* [Exercise instructions]: Establish how many lines in the material include the string "nHorizontal" and report it as a lone number.
........
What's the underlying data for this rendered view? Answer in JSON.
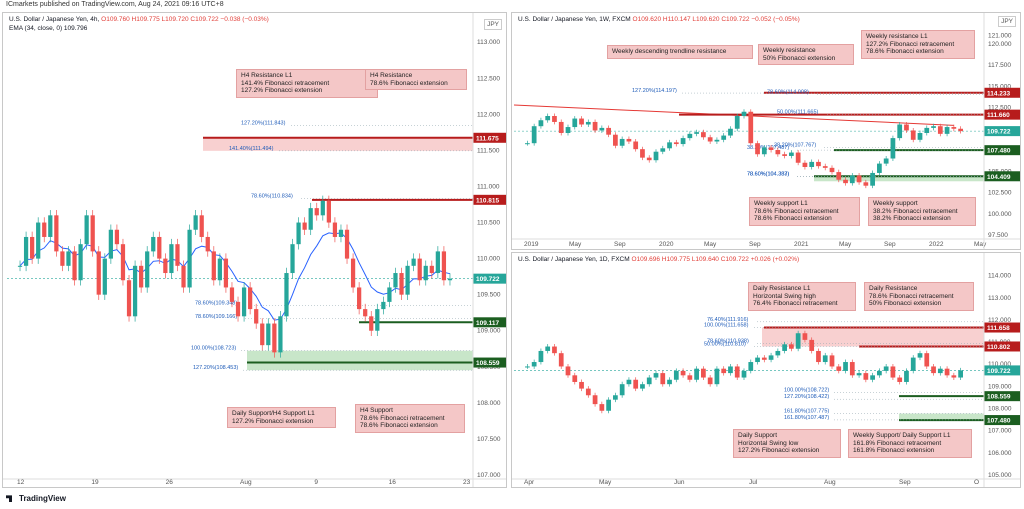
{
  "header": {
    "text": "ICmarkets published on TradingView.com, Aug 24, 2021 09:16 UTC+8"
  },
  "footer": {
    "brand": "TradingView"
  },
  "colors": {
    "up": "#26a69a",
    "down": "#ef5350",
    "ema": "#2962ff",
    "resistance": "#b71c1c",
    "support": "#1b5e20",
    "note": "#f4c7c7",
    "zone_res": "#f8d0d0",
    "zone_sup": "#c8e6c9"
  },
  "panels": [
    {
      "id": "h4",
      "title": "U.S. Dollar / Japanese Yen, 4h,",
      "ohlc": "O109.760 H109.775 L109.720 C109.722 −0.038 (−0.03%)",
      "ema": "EMA (34, close, 0)  109.796",
      "currency": "JPY",
      "y_ticks": [
        "113.000",
        "112.500",
        "112.000",
        "111.500",
        "111.000",
        "110.500",
        "110.000",
        "109.500",
        "109.000",
        "108.500",
        "108.000",
        "107.500",
        "107.000"
      ],
      "x_ticks": [
        "12",
        "19",
        "26",
        "Aug",
        "9",
        "16",
        "23"
      ],
      "price_tags": [
        {
          "label": "111.675",
          "type": "resistance"
        },
        {
          "label": "110.815",
          "type": "resistance"
        },
        {
          "label": "109.722",
          "type": "last"
        },
        {
          "label": "109.117",
          "type": "support"
        },
        {
          "label": "108.559",
          "type": "support"
        }
      ],
      "fib_labels": [
        "127.20%(111.843)",
        "141.40%(111.494)",
        "78.60%(110.834)",
        "78.60%(109.348)",
        "78.60%(109.166)",
        "100.00%(108.723)",
        "127.20%(108.453)"
      ],
      "notes": [
        {
          "text": "H4 Resistance L1\n141.4% Fibonacci retracement\n127.2% Fibonacci extension"
        },
        {
          "text": "H4 Resistance\n78.6% Fibonacci extension"
        },
        {
          "text": "Daily Support/H4 Support L1\n127.2% Fibonacci extension"
        },
        {
          "text": "H4 Support\n78.6% Fibonacci retracement\n78.6% Fibonacci extension"
        }
      ]
    },
    {
      "id": "weekly",
      "title": "U.S. Dollar / Japanese Yen, 1W, FXCM",
      "ohlc": "O109.620 H110.147 L109.620 C109.722 −0.052 (−0.05%)",
      "currency": "JPY",
      "y_ticks": [
        "121.000",
        "120.000",
        "117.500",
        "115.000",
        "112.500",
        "110.000",
        "107.500",
        "105.000",
        "102.500",
        "100.000",
        "97.500"
      ],
      "x_ticks": [
        "2019",
        "May",
        "Sep",
        "2020",
        "May",
        "Sep",
        "2021",
        "May",
        "Sep",
        "2022",
        "May"
      ],
      "price_tags": [
        {
          "label": "114.233",
          "type": "resistance"
        },
        {
          "label": "111.660",
          "type": "resistance"
        },
        {
          "label": "109.722",
          "type": "last"
        },
        {
          "label": "107.480",
          "type": "support"
        },
        {
          "label": "104.409",
          "type": "support"
        }
      ],
      "fib_labels": [
        "127.20%(114.197)",
        "78.60%(114.008)",
        "50.00%(111.665)",
        "38.20%(107.767)",
        "38.20%(107.487)",
        "78.60%(104.383)",
        "78.60%(104.387)"
      ],
      "notes": [
        {
          "text": "Weekly descending trendline resistance"
        },
        {
          "text": "Weekly resistance\n50% Fibonacci extension"
        },
        {
          "text": "Weekly resistance L1\n127.2% Fibonacci retracement\n78.6% Fibonacci extension"
        },
        {
          "text": "Weekly support L1\n78.6% Fibonacci retracement\n78.6% Fibonacci extension"
        },
        {
          "text": "Weekly support\n38.2% Fibonacci retracement\n38.2% Fibonacci extension"
        }
      ]
    },
    {
      "id": "daily",
      "title": "U.S. Dollar / Japanese Yen, 1D, FXCM",
      "ohlc": "O109.696 H109.775 L109.640 C109.722 +0.026 (+0.02%)",
      "currency": "JPY",
      "y_ticks": [
        "114.000",
        "113.000",
        "112.000",
        "111.000",
        "110.000",
        "109.000",
        "108.000",
        "107.000",
        "106.000",
        "105.000"
      ],
      "x_ticks": [
        "Apr",
        "May",
        "Jun",
        "Jul",
        "Aug",
        "Sep",
        "O"
      ],
      "price_tags": [
        {
          "label": "111.658",
          "type": "resistance"
        },
        {
          "label": "110.802",
          "type": "resistance"
        },
        {
          "label": "109.722",
          "type": "last"
        },
        {
          "label": "108.559",
          "type": "support"
        },
        {
          "label": "107.480",
          "type": "support"
        }
      ],
      "fib_labels": [
        "76.40%(111.916)",
        "100.00%(111.658)",
        "78.60%(110.938)",
        "50.00%(110.810)",
        "100.00%(108.722)",
        "127.20%(108.422)",
        "161.80%(107.775)",
        "161.80%(107.487)"
      ],
      "notes": [
        {
          "text": "Daily Resistance L1\nHorizontal Swing high\n76.4% Fibonacci retracement"
        },
        {
          "text": "Daily Resistance\n78.6% Fibonacci retracement\n50% Fibonacci extension"
        },
        {
          "text": "Daily Support\nHorizontal Swing low\n127.2% Fibonacci extension"
        },
        {
          "text": "Weekly Support/ Daily Support L1\n161.8% Fibonacci retracement\n161.8% Fibonacci extension"
        }
      ]
    }
  ],
  "chart_data": [
    {
      "type": "candlestick",
      "title": "U.S. Dollar / Japanese Yen, 4h",
      "ylim": [
        107.0,
        113.1
      ],
      "last": 109.722,
      "levels": [
        111.675,
        110.815,
        109.117,
        108.559
      ],
      "resistance_zone": [
        111.494,
        111.675
      ],
      "support_zone": [
        108.453,
        108.723
      ],
      "path": [
        109.9,
        110.3,
        110.0,
        110.5,
        110.3,
        110.6,
        110.1,
        109.9,
        110.1,
        109.7,
        110.2,
        110.6,
        110.1,
        109.5,
        110.0,
        110.4,
        110.2,
        109.7,
        109.2,
        109.9,
        109.6,
        110.1,
        110.3,
        110.0,
        109.8,
        110.2,
        109.9,
        109.6,
        110.4,
        110.6,
        110.3,
        110.1,
        109.7,
        110.0,
        109.6,
        109.4,
        109.2,
        109.6,
        109.3,
        109.1,
        108.8,
        109.1,
        108.7,
        109.2,
        109.8,
        110.2,
        110.5,
        110.4,
        110.7,
        110.6,
        110.8,
        110.5,
        110.3,
        110.4,
        110.0,
        109.6,
        109.3,
        109.2,
        109.0,
        109.3,
        109.4,
        109.6,
        109.8,
        109.5,
        109.9,
        110.0,
        109.7,
        109.9,
        109.8,
        110.1,
        109.7,
        109.722
      ]
    },
    {
      "type": "candlestick",
      "title": "U.S. Dollar / Japanese Yen, 1W, FXCM",
      "ylim": [
        97.5,
        121.5
      ],
      "last": 109.722,
      "levels": [
        114.233,
        111.66,
        107.48,
        104.409
      ],
      "trendline": {
        "from": [
          2019.0,
          112.8
        ],
        "to": [
          2021.9,
          110.4
        ]
      },
      "path": [
        108.3,
        110.3,
        111.0,
        111.5,
        110.8,
        109.5,
        110.2,
        111.2,
        110.5,
        110.8,
        109.8,
        110.1,
        109.3,
        108.0,
        108.8,
        108.5,
        107.6,
        106.6,
        106.3,
        107.3,
        107.7,
        108.4,
        108.2,
        108.9,
        109.4,
        109.6,
        109.0,
        108.5,
        108.7,
        109.2,
        110.0,
        111.5,
        112.0,
        108.3,
        107.0,
        107.8,
        107.5,
        107.0,
        106.8,
        107.2,
        106.0,
        105.5,
        106.1,
        105.6,
        105.4,
        104.9,
        104.0,
        103.6,
        104.5,
        103.7,
        103.3,
        104.8,
        105.9,
        106.5,
        108.9,
        110.5,
        109.8,
        108.7,
        109.5,
        110.1,
        110.3,
        109.4,
        110.2,
        110.0,
        109.722
      ]
    },
    {
      "type": "candlestick",
      "title": "U.S. Dollar / Japanese Yen, 1D, FXCM",
      "ylim": [
        105.0,
        114.3
      ],
      "last": 109.722,
      "levels": [
        111.658,
        110.802,
        108.559,
        107.48
      ],
      "resistance_zone": [
        110.802,
        111.658
      ],
      "support_zone": [
        107.48,
        107.775
      ],
      "path": [
        109.9,
        110.1,
        110.6,
        110.8,
        110.5,
        109.9,
        109.5,
        109.2,
        108.9,
        108.6,
        108.2,
        107.9,
        108.4,
        108.6,
        109.1,
        109.3,
        108.9,
        109.1,
        109.4,
        109.6,
        109.1,
        109.3,
        109.7,
        109.5,
        109.3,
        109.8,
        109.4,
        109.1,
        109.8,
        109.6,
        109.9,
        109.4,
        109.7,
        110.1,
        110.3,
        110.2,
        110.4,
        110.6,
        110.9,
        110.7,
        111.4,
        111.1,
        110.6,
        110.1,
        110.4,
        109.9,
        109.7,
        110.1,
        109.5,
        109.6,
        109.3,
        109.5,
        109.7,
        109.9,
        109.4,
        109.2,
        109.7,
        110.3,
        110.5,
        109.9,
        109.6,
        109.8,
        109.5,
        109.4,
        109.722
      ]
    }
  ]
}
........
* [Answer for the task]: 2